[DESCRIPTION OF THE TASK]: Copy every line in the records below that contains the word "color".

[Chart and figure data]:
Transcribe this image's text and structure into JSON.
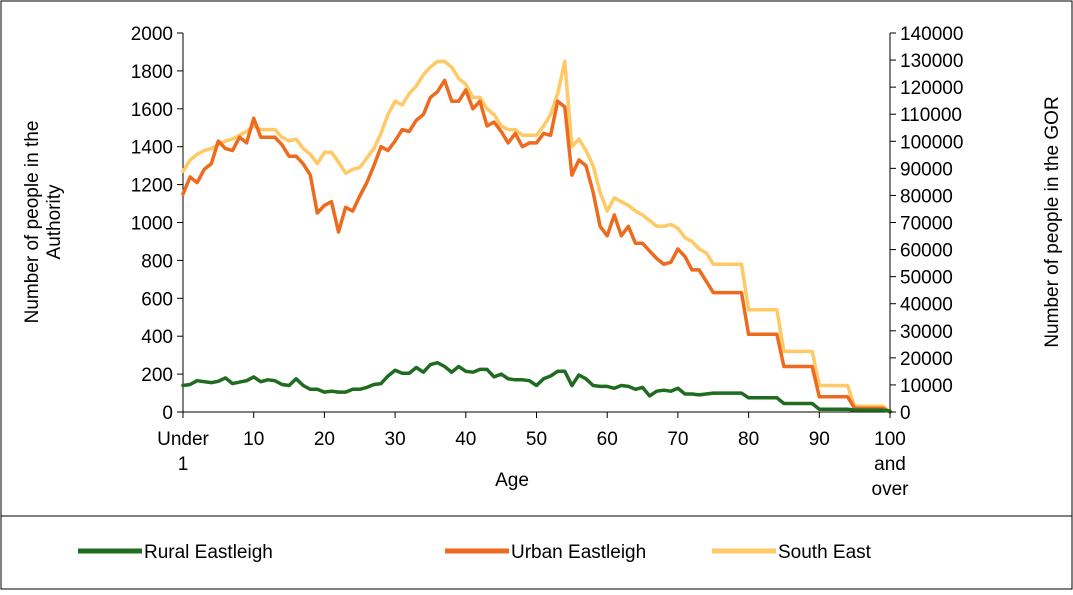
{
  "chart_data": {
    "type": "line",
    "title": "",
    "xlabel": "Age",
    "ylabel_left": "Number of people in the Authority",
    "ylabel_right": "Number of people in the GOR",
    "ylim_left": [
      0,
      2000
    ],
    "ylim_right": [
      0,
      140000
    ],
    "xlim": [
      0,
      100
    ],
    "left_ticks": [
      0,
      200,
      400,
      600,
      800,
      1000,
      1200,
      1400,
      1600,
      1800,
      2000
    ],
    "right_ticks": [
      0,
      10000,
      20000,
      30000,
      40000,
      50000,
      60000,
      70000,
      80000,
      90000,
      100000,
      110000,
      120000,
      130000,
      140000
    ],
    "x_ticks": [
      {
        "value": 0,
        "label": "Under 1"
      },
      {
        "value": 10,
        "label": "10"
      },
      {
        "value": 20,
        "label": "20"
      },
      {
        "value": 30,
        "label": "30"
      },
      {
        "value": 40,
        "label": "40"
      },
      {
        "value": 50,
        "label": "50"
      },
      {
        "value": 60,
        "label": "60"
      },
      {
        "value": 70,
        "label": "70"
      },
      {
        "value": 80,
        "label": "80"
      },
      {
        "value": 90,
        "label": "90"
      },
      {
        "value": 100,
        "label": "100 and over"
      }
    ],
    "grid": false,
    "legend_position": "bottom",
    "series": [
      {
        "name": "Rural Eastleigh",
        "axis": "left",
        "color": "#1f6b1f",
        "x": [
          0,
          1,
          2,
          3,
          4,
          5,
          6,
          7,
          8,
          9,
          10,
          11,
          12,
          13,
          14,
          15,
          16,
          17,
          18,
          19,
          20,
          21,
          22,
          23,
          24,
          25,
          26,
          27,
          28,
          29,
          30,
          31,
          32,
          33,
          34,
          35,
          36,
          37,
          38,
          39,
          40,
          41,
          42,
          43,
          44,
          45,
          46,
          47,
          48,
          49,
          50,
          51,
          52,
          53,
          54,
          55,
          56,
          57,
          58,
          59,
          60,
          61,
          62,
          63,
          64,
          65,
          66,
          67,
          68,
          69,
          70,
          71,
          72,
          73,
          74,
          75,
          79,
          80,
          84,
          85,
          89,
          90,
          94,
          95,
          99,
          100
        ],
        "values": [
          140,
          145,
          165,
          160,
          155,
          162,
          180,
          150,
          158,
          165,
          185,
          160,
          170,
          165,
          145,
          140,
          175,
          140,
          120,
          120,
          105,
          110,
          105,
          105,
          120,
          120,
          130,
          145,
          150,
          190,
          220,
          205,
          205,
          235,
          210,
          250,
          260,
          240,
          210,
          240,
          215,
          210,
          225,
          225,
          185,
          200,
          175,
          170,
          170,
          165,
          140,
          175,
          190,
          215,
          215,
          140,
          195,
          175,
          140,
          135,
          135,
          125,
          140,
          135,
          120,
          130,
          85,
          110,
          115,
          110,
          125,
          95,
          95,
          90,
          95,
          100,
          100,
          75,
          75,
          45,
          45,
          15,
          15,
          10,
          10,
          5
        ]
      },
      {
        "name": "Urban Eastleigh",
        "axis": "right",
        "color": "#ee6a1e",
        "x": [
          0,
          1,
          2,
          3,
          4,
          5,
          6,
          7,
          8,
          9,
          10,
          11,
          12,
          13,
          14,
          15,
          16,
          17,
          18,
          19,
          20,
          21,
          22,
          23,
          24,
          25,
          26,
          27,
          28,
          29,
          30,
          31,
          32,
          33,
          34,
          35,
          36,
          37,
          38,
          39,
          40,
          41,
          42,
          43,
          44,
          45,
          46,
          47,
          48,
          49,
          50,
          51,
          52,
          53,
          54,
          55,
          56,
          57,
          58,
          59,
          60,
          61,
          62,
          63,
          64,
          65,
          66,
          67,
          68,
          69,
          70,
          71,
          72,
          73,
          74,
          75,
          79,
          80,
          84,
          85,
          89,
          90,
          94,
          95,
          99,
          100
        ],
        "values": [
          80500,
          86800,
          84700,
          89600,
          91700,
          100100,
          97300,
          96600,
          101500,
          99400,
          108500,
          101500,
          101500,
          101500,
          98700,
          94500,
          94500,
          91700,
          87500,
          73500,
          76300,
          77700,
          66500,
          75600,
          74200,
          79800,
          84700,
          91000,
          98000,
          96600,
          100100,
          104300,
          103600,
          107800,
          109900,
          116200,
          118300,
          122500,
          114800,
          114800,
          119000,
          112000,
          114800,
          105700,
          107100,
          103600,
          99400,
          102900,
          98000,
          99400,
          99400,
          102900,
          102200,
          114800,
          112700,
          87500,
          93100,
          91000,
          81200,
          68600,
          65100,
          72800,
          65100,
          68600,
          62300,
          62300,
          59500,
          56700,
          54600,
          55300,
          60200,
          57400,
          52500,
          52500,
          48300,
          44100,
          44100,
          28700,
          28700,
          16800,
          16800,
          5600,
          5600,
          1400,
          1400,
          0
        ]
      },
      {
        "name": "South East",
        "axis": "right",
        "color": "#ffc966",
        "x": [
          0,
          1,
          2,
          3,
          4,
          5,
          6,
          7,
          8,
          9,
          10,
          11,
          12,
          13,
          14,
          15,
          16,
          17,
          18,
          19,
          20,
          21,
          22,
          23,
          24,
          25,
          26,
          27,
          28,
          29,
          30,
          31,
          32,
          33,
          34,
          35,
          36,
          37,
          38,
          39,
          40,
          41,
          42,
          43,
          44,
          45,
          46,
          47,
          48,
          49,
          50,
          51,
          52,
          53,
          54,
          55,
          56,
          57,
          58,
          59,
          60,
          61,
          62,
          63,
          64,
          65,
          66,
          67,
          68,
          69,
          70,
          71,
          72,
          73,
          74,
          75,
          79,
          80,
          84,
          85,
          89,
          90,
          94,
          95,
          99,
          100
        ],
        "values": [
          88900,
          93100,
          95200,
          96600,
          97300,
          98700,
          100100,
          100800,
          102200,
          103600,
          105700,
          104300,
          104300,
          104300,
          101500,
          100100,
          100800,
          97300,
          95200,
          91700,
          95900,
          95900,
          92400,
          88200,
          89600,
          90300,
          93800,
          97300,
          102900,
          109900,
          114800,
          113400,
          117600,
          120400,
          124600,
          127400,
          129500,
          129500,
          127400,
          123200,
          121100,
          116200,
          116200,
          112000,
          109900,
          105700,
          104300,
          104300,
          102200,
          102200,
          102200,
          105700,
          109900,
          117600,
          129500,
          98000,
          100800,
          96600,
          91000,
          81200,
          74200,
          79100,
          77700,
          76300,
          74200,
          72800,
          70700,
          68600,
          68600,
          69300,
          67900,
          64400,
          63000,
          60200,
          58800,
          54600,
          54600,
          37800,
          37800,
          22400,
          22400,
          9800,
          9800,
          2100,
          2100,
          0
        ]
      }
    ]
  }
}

[WORKED ANSWER]:
        "color": "#1f6b1f",
        "color": "#ee6a1e",
        "color": "#ffc966",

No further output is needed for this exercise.